(Layout coordinate data)
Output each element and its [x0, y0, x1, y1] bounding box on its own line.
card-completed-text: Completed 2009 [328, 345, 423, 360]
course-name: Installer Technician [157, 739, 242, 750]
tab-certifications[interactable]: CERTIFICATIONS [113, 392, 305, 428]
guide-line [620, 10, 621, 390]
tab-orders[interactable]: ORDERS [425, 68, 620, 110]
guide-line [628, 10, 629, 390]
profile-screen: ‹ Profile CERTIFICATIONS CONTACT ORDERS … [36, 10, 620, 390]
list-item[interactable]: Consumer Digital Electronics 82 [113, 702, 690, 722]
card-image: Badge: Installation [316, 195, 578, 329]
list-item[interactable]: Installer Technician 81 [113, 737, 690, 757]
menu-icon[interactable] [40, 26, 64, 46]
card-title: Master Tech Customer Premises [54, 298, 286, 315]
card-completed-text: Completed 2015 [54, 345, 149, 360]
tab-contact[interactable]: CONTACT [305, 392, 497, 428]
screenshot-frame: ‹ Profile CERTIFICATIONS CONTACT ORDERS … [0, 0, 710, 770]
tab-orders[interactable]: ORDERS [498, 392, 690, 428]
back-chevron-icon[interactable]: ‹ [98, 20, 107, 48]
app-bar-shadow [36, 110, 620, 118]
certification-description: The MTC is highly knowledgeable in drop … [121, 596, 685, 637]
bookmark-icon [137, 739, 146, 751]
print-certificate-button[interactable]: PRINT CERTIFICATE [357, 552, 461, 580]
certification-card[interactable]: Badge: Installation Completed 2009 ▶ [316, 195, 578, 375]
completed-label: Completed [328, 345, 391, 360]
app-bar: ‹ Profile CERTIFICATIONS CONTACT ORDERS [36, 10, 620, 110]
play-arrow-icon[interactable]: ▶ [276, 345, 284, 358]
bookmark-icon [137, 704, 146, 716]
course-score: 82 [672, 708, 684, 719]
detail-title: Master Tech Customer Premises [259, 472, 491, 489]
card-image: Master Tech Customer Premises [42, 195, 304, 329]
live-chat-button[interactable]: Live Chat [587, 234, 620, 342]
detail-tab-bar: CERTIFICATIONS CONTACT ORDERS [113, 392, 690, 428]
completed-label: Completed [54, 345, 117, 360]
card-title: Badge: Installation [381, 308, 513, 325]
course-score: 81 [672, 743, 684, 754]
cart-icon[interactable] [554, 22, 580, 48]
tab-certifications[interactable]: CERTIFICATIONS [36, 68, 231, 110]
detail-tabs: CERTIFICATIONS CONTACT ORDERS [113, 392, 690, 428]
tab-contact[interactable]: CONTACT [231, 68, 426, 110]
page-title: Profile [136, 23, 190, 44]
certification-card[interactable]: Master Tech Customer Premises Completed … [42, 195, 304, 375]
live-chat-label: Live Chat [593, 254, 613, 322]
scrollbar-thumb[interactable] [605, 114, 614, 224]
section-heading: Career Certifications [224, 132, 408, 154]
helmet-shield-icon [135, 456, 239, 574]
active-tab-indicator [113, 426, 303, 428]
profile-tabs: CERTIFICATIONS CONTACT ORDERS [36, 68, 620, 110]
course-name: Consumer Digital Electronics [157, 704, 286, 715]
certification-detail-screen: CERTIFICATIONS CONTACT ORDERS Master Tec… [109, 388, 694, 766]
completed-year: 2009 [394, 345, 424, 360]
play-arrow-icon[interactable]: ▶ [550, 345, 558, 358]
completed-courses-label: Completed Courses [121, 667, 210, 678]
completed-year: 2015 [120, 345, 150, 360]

## WHAT TO PRODUCE
Can you output the records verbatim, from their first line through the line containing "certification-description: The MTC", including that line?

## WORKED SOLUTION
Output each element and its [x0, y0, x1, y1] bounding box on its own line.
card-completed-text: Completed 2009 [328, 345, 423, 360]
course-name: Installer Technician [157, 739, 242, 750]
tab-certifications[interactable]: CERTIFICATIONS [113, 392, 305, 428]
guide-line [620, 10, 621, 390]
tab-orders[interactable]: ORDERS [425, 68, 620, 110]
guide-line [628, 10, 629, 390]
profile-screen: ‹ Profile CERTIFICATIONS CONTACT ORDERS … [36, 10, 620, 390]
list-item[interactable]: Consumer Digital Electronics 82 [113, 702, 690, 722]
card-image: Badge: Installation [316, 195, 578, 329]
list-item[interactable]: Installer Technician 81 [113, 737, 690, 757]
menu-icon[interactable] [40, 26, 64, 46]
card-title: Master Tech Customer Premises [54, 298, 286, 315]
card-completed-text: Completed 2015 [54, 345, 149, 360]
tab-contact[interactable]: CONTACT [305, 392, 497, 428]
screenshot-frame: ‹ Profile CERTIFICATIONS CONTACT ORDERS … [0, 0, 710, 770]
tab-orders[interactable]: ORDERS [498, 392, 690, 428]
back-chevron-icon[interactable]: ‹ [98, 20, 107, 48]
app-bar-shadow [36, 110, 620, 118]
certification-description: The MTC is highly knowledgeable in drop … [121, 596, 685, 637]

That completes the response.